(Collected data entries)
================================

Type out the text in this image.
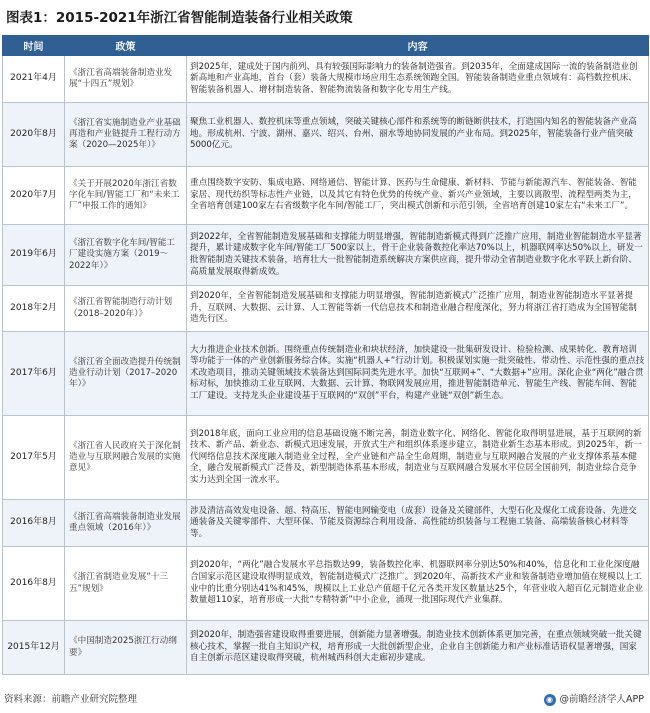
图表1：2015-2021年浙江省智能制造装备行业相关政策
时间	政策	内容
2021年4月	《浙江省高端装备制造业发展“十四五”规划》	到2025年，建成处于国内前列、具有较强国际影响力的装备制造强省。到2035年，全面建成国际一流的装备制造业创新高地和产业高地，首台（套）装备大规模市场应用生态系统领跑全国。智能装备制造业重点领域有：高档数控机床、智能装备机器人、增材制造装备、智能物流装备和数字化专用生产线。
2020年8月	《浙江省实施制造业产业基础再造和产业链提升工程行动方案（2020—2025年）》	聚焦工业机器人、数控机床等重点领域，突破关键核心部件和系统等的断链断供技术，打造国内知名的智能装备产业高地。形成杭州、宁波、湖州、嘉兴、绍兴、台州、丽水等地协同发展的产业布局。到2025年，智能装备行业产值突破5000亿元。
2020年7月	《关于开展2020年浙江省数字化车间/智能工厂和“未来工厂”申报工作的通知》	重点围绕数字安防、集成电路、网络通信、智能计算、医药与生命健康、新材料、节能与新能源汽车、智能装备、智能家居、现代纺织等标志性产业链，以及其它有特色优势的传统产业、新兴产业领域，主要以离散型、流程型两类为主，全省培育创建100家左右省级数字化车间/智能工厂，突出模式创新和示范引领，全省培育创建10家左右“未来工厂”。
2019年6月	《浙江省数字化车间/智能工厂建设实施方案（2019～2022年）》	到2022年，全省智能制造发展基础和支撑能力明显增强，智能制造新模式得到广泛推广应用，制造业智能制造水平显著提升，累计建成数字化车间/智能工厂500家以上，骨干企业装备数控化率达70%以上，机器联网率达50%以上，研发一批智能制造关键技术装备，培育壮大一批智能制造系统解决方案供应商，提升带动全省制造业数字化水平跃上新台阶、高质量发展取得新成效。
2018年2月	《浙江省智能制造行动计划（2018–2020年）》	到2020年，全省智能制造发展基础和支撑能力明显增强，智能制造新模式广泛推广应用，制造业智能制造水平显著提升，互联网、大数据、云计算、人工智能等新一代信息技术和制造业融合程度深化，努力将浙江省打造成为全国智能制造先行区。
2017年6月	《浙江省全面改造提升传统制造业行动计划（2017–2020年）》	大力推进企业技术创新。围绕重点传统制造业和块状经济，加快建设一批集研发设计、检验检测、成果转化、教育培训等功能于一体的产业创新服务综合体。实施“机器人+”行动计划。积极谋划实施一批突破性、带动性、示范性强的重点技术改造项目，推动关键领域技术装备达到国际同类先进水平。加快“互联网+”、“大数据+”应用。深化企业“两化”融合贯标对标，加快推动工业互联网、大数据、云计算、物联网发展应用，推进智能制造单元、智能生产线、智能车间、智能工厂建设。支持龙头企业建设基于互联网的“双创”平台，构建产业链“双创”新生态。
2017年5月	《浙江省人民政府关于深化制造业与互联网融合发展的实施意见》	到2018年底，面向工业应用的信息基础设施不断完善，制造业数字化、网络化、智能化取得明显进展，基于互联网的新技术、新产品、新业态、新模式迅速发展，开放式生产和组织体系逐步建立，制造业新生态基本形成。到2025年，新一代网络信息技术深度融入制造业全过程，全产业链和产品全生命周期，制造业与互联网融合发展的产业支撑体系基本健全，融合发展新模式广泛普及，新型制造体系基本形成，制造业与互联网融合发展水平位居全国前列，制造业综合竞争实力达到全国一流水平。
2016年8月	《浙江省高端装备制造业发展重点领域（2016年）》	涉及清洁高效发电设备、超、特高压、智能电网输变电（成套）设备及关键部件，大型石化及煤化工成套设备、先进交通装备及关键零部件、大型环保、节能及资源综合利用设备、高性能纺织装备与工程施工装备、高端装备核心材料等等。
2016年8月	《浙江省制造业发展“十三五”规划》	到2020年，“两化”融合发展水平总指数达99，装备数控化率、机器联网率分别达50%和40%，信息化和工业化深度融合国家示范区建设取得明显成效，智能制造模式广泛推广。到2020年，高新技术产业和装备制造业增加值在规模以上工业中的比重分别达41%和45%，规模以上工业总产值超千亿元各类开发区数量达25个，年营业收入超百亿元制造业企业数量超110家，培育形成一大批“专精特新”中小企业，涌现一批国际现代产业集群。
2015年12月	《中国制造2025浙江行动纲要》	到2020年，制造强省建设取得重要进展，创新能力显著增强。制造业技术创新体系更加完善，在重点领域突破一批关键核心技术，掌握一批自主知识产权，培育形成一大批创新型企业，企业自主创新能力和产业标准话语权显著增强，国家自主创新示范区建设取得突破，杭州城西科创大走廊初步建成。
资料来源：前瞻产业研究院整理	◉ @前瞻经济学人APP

================================

Short exercise:
Leaving out the pictures, repeat the data above exactly.

Reply:
Type out the text in this image.
图表1：2015-2021年浙江省智能制造装备行业相关政策
时间	政策	内容
2021年4月	《浙江省高端装备制造业发展“十四五”规划》	到2025年，建成处于国内前列、具有较强国际影响力的装备制造强省。到2035年，全面建成国际一流的装备制造业创新高地和产业高地，首台（套）装备大规模市场应用生态系统领跑全国。智能装备制造业重点领域有：高档数控机床、智能装备机器人、增材制造装备、智能物流装备和数字化专用生产线。
2020年8月	《浙江省实施制造业产业基础再造和产业链提升工程行动方案（2020—2025年）》	聚焦工业机器人、数控机床等重点领域，突破关键核心部件和系统等的断链断供技术，打造国内知名的智能装备产业高地。形成杭州、宁波、湖州、嘉兴、绍兴、台州、丽水等地协同发展的产业布局。到2025年，智能装备行业产值突破5000亿元。
2020年7月	《关于开展2020年浙江省数字化车间/智能工厂和“未来工厂”申报工作的通知》	重点围绕数字安防、集成电路、网络通信、智能计算、医药与生命健康、新材料、节能与新能源汽车、智能装备、智能家居、现代纺织等标志性产业链，以及其它有特色优势的传统产业、新兴产业领域，主要以离散型、流程型两类为主，全省培育创建100家左右省级数字化车间/智能工厂，突出模式创新和示范引领，全省培育创建10家左右“未来工厂”。
2019年6月	《浙江省数字化车间/智能工厂建设实施方案（2019～2022年）》	到2022年，全省智能制造发展基础和支撑能力明显增强，智能制造新模式得到广泛推广应用，制造业智能制造水平显著提升，累计建成数字化车间/智能工厂500家以上，骨干企业装备数控化率达70%以上，机器联网率达50%以上，研发一批智能制造关键技术装备，培育壮大一批智能制造系统解决方案供应商，提升带动全省制造业数字化水平跃上新台阶、高质量发展取得新成效。
2018年2月	《浙江省智能制造行动计划（2018–2020年）》	到2020年，全省智能制造发展基础和支撑能力明显增强，智能制造新模式广泛推广应用，制造业智能制造水平显著提升，互联网、大数据、云计算、人工智能等新一代信息技术和制造业融合程度深化，努力将浙江省打造成为全国智能制造先行区。
2017年6月	《浙江省全面改造提升传统制造业行动计划（2017–2020年）》	大力推进企业技术创新。围绕重点传统制造业和块状经济，加快建设一批集研发设计、检验检测、成果转化、教育培训等功能于一体的产业创新服务综合体。实施“机器人+”行动计划。积极谋划实施一批突破性、带动性、示范性强的重点技术改造项目，推动关键领域技术装备达到国际同类先进水平。加快“互联网+”、“大数据+”应用。深化企业“两化”融合贯标对标，加快推动工业互联网、大数据、云计算、物联网发展应用，推进智能制造单元、智能生产线、智能车间、智能工厂建设。支持龙头企业建设基于互联网的“双创”平台，构建产业链“双创”新生态。
2017年5月	《浙江省人民政府关于深化制造业与互联网融合发展的实施意见》	到2018年底，面向工业应用的信息基础设施不断完善，制造业数字化、网络化、智能化取得明显进展，基于互联网的新技术、新产品、新业态、新模式迅速发展，开放式生产和组织体系逐步建立，制造业新生态基本形成。到2025年，新一代网络信息技术深度融入制造业全过程，全产业链和产品全生命周期，制造业与互联网融合发展的产业支撑体系基本健全，融合发展新模式广泛普及，新型制造体系基本形成，制造业与互联网融合发展水平位居全国前列，制造业综合竞争实力达到全国一流水平。
2016年8月	《浙江省高端装备制造业发展重点领域（2016年）》	涉及清洁高效发电设备、超、特高压、智能电网输变电（成套）设备及关键部件，大型石化及煤化工成套设备、先进交通装备及关键零部件、大型环保、节能及资源综合利用设备、高性能纺织装备与工程施工装备、高端装备核心材料等等。
2016年8月	《浙江省制造业发展“十三五”规划》	到2020年，“两化”融合发展水平总指数达99，装备数控化率、机器联网率分别达50%和40%，信息化和工业化深度融合国家示范区建设取得明显成效，智能制造模式广泛推广。到2020年，高新技术产业和装备制造业增加值在规模以上工业中的比重分别达41%和45%，规模以上工业总产值超千亿元各类开发区数量达25个，年营业收入超百亿元制造业企业数量超110家，培育形成一大批“专精特新”中小企业，涌现一批国际现代产业集群。
2015年12月	《中国制造2025浙江行动纲要》	到2020年，制造强省建设取得重要进展，创新能力显著增强。制造业技术创新体系更加完善，在重点领域突破一批关键核心技术，掌握一批自主知识产权，培育形成一大批创新型企业，企业自主创新能力和产业标准话语权显著增强，国家自主创新示范区建设取得突破，杭州城西科创大走廊初步建成。
资料来源：前瞻产业研究院整理	◉ @前瞻经济学人APP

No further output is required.